## [What the task requires]
What follows is a block of records; restate each one word for word.

## [Record extracts]
— start —

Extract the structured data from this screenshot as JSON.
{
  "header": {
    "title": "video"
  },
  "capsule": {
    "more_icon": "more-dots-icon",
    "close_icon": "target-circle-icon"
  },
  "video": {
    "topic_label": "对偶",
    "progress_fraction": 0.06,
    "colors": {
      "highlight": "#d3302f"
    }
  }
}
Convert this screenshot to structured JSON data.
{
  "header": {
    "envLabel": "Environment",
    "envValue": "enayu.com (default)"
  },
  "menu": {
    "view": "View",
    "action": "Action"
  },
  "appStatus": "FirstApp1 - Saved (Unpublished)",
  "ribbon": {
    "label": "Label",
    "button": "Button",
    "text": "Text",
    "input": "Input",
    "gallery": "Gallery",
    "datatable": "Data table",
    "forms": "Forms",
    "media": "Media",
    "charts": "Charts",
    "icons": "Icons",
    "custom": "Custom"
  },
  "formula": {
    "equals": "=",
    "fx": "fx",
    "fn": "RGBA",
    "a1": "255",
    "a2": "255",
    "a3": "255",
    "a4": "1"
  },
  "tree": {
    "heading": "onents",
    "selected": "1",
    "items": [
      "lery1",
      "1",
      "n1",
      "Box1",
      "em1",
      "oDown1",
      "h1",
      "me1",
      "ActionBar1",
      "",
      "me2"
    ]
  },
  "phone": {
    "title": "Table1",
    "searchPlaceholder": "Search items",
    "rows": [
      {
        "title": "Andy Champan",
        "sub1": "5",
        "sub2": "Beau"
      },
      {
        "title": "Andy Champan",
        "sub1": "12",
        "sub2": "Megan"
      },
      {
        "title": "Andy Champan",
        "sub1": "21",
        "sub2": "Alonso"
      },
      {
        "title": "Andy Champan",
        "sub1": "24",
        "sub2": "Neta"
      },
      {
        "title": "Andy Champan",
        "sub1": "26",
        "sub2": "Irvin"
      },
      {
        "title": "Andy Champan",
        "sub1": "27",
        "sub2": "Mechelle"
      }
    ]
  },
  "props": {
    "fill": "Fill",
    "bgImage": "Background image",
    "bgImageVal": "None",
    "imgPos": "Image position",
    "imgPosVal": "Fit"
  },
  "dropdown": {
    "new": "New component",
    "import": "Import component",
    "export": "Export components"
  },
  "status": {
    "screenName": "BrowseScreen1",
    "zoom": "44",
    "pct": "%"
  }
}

— end —

## [Output below]
Extract the structured data from this screenshot as JSON.
{
  "header": {
    "title": "video"
  },
  "capsule": {
    "more_icon": "more-dots-icon",
    "close_icon": "target-circle-icon"
  },
  "video": {
    "topic_label": "对偶",
    "progress_fraction": 0.06,
    "colors": {
      "highlight": "#d3302f"
    }
  }
}
Convert this screenshot to structured JSON data.
{
  "header": {
    "envLabel": "Environment",
    "envValue": "enayu.com (default)"
  },
  "menu": {
    "view": "View",
    "action": "Action"
  },
  "appStatus": "FirstApp1 - Saved (Unpublished)",
  "ribbon": {
    "label": "Label",
    "button": "Button",
    "text": "Text",
    "input": "Input",
    "gallery": "Gallery",
    "datatable": "Data table",
    "forms": "Forms",
    "media": "Media",
    "charts": "Charts",
    "icons": "Icons",
    "custom": "Custom"
  },
  "formula": {
    "equals": "=",
    "fx": "fx",
    "fn": "RGBA",
    "a1": "255",
    "a2": "255",
    "a3": "255",
    "a4": "1"
  },
  "tree": {
    "heading": "onents",
    "selected": "1",
    "items": [
      "lery1",
      "1",
      "n1",
      "Box1",
      "em1",
      "oDown1",
      "h1",
      "me1",
      "ActionBar1",
      "",
      "me2"
    ]
  },
  "phone": {
    "title": "Table1",
    "searchPlaceholder": "Search items",
    "rows": [
      {
        "title": "Andy Champan",
        "sub1": "5",
        "sub2": "Beau"
      },
      {
        "title": "Andy Champan",
        "sub1": "12",
        "sub2": "Megan"
      },
      {
        "title": "Andy Champan",
        "sub1": "21",
        "sub2": "Alonso"
      },
      {
        "title": "Andy Champan",
        "sub1": "24",
        "sub2": "Neta"
      },
      {
        "title": "Andy Champan",
        "sub1": "26",
        "sub2": "Irvin"
      },
      {
        "title": "Andy Champan",
        "sub1": "27",
        "sub2": "Mechelle"
      }
    ]
  },
  "props": {
    "fill": "Fill",
    "bgImage": "Background image",
    "bgImageVal": "None",
    "imgPos": "Image position",
    "imgPosVal": "Fit"
  },
  "dropdown": {
    "new": "New component",
    "import": "Import component",
    "export": "Export components"
  },
  "status": {
    "screenName": "BrowseScreen1",
    "zoom": "44",
    "pct": "%"
  }
}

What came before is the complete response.